**Goal**
Pick out each line in these entries that contains the string "content".
· · · ·
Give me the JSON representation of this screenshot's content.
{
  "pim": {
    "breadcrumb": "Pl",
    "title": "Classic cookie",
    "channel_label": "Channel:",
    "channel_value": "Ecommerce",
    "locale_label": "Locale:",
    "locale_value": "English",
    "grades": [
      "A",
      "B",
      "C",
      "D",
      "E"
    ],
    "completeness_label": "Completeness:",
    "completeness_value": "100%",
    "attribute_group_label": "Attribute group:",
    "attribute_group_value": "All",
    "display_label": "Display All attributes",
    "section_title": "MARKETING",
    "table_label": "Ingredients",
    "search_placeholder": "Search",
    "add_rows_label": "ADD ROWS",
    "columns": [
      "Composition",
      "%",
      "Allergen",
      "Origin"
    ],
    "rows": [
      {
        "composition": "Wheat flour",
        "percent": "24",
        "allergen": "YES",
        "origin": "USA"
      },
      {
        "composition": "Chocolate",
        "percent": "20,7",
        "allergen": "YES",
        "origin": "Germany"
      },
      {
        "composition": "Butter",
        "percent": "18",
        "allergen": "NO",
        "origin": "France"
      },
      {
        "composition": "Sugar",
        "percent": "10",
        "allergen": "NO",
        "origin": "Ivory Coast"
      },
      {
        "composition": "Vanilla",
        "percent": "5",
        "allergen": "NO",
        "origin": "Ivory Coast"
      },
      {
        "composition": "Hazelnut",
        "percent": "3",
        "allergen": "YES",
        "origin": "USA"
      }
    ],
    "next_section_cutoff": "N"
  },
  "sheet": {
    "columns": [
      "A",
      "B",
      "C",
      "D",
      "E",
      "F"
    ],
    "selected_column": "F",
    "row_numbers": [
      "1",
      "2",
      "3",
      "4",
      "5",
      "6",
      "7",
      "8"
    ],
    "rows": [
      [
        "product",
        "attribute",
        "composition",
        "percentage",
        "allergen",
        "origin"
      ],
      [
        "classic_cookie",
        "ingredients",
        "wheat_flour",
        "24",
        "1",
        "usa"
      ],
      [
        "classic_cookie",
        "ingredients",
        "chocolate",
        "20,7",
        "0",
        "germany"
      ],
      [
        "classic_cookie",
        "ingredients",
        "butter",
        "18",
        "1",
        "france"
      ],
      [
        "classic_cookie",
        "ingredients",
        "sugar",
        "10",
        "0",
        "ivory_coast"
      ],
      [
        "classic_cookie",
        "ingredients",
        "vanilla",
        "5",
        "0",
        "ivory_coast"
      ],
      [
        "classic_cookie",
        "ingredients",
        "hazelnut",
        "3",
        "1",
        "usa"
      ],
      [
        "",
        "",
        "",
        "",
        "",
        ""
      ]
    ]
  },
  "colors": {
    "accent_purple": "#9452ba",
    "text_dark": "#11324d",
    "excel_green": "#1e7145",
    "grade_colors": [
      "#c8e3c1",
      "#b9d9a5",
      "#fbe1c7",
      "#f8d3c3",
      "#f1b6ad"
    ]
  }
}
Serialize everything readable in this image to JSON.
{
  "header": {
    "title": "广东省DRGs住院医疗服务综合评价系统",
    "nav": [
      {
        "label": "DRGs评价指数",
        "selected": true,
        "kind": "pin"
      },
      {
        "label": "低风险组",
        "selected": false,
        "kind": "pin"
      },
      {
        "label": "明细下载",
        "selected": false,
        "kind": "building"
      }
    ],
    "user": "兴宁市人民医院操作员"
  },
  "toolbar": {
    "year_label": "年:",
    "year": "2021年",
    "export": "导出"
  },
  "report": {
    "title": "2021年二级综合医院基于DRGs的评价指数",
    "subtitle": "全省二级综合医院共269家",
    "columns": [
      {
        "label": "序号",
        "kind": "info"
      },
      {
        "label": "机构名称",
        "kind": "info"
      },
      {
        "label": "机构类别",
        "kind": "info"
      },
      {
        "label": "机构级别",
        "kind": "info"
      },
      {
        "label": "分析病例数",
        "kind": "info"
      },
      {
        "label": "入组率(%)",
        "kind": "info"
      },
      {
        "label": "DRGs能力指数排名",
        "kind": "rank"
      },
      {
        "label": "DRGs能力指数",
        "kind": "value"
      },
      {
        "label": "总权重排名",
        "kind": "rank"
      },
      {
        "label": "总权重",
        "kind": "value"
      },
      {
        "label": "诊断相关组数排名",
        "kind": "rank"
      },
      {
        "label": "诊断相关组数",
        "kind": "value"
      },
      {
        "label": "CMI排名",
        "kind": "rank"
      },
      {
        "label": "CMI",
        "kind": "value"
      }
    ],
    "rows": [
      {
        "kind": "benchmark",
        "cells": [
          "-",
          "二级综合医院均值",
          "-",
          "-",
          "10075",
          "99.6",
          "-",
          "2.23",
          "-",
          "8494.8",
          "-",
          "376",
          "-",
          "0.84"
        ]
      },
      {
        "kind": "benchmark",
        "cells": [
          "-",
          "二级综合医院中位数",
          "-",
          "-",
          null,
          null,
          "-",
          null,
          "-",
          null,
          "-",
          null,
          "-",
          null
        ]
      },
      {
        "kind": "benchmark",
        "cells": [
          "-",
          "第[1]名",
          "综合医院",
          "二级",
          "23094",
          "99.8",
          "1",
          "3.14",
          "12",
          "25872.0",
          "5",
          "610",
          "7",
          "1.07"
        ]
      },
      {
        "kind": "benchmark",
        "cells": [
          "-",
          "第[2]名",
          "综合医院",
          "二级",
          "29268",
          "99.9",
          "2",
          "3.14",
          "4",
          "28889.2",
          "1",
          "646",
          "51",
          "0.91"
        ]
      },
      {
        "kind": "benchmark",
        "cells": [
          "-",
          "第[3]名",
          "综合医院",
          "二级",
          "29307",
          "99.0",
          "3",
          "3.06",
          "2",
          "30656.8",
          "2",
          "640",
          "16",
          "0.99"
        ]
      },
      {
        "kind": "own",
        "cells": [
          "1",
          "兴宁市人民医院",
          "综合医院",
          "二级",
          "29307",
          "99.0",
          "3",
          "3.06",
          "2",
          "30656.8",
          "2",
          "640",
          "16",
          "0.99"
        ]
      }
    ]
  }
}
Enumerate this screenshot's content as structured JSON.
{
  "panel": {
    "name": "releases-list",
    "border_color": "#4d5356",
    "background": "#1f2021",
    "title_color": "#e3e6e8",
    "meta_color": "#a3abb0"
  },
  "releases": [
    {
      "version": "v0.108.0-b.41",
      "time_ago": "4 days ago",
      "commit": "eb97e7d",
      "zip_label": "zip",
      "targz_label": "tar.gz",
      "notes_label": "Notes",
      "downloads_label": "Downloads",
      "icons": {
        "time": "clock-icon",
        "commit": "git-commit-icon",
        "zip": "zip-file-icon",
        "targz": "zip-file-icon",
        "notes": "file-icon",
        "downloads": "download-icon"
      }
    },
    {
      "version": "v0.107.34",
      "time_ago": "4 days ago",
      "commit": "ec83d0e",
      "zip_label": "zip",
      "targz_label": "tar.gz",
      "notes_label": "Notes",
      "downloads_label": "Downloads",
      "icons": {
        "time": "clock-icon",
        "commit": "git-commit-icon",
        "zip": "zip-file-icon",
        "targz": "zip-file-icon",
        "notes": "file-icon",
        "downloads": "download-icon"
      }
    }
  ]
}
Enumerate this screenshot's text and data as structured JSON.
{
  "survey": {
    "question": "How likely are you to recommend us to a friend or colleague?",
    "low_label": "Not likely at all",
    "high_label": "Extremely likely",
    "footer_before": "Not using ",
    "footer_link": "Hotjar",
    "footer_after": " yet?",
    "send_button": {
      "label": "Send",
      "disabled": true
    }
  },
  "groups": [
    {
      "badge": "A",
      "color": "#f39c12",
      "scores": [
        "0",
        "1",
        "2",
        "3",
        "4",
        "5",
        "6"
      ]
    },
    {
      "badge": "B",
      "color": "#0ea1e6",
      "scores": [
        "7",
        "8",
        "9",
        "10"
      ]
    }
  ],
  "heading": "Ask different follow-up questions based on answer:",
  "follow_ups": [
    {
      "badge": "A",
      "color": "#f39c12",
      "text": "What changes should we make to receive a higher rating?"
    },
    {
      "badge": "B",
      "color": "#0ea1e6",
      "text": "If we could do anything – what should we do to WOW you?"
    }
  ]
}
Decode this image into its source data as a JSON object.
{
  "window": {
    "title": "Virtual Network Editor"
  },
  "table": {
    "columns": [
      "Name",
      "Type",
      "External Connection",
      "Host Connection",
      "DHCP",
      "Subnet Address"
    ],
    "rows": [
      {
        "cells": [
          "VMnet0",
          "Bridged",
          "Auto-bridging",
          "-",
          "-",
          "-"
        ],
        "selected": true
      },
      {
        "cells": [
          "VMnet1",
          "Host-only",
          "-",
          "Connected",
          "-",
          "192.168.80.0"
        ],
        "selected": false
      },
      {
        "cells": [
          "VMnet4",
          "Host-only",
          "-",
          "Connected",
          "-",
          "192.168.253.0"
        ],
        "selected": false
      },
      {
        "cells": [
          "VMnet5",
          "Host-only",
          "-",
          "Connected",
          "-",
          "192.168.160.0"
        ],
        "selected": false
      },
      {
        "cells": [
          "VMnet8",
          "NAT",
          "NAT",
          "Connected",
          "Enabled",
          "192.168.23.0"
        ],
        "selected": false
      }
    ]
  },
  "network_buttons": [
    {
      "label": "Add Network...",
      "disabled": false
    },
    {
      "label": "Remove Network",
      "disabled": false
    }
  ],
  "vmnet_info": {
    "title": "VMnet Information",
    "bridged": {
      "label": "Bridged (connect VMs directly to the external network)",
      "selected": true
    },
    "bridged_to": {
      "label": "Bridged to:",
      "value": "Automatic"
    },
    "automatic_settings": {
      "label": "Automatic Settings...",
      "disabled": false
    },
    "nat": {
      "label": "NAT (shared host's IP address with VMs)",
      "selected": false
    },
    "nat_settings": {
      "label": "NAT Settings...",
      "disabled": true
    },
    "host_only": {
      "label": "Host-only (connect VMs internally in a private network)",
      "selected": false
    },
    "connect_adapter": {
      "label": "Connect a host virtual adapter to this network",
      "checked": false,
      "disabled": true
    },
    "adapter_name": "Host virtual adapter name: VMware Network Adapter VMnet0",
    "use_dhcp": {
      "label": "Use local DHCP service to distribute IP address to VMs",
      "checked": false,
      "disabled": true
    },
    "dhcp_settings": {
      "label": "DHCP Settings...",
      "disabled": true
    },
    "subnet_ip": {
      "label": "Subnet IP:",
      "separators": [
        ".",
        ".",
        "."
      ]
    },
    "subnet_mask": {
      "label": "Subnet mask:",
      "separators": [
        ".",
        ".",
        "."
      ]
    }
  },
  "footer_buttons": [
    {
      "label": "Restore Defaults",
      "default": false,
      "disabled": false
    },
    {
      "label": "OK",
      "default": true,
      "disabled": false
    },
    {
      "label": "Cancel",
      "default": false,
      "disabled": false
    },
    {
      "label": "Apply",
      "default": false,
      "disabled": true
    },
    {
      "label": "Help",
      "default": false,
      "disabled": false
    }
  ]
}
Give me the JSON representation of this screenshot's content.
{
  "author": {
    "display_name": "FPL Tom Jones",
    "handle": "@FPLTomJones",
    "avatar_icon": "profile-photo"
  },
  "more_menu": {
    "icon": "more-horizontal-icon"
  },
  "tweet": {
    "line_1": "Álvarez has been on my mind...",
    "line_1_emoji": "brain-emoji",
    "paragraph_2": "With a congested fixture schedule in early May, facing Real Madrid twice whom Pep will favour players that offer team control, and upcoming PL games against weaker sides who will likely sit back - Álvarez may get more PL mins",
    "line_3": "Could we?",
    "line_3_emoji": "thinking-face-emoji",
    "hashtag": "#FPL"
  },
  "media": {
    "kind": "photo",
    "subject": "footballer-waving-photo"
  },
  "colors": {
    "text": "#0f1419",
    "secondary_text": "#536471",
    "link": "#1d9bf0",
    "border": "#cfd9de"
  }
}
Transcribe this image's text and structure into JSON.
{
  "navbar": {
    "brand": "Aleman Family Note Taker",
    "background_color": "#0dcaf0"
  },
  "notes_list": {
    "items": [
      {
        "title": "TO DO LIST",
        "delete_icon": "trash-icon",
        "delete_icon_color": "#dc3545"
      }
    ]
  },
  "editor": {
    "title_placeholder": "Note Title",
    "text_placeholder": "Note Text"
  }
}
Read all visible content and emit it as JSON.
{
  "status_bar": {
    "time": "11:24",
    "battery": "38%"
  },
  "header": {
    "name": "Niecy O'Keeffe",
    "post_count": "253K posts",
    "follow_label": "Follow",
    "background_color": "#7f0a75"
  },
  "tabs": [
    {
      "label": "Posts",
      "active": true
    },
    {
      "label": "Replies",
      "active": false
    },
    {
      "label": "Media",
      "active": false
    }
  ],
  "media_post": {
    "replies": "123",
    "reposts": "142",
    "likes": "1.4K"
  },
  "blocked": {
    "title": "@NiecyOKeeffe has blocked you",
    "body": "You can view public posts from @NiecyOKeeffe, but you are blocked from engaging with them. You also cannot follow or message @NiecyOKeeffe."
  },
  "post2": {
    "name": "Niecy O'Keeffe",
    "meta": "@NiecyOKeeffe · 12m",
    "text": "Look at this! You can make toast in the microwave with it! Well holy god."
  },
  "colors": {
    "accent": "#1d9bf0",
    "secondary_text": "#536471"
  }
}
· · · ·
**Task result**
Give me the JSON representation of this screenshot's content.
Enumerate this screenshot's content as structured JSON.
Give me the JSON representation of this screenshot's content.
Read all visible content and emit it as JSON.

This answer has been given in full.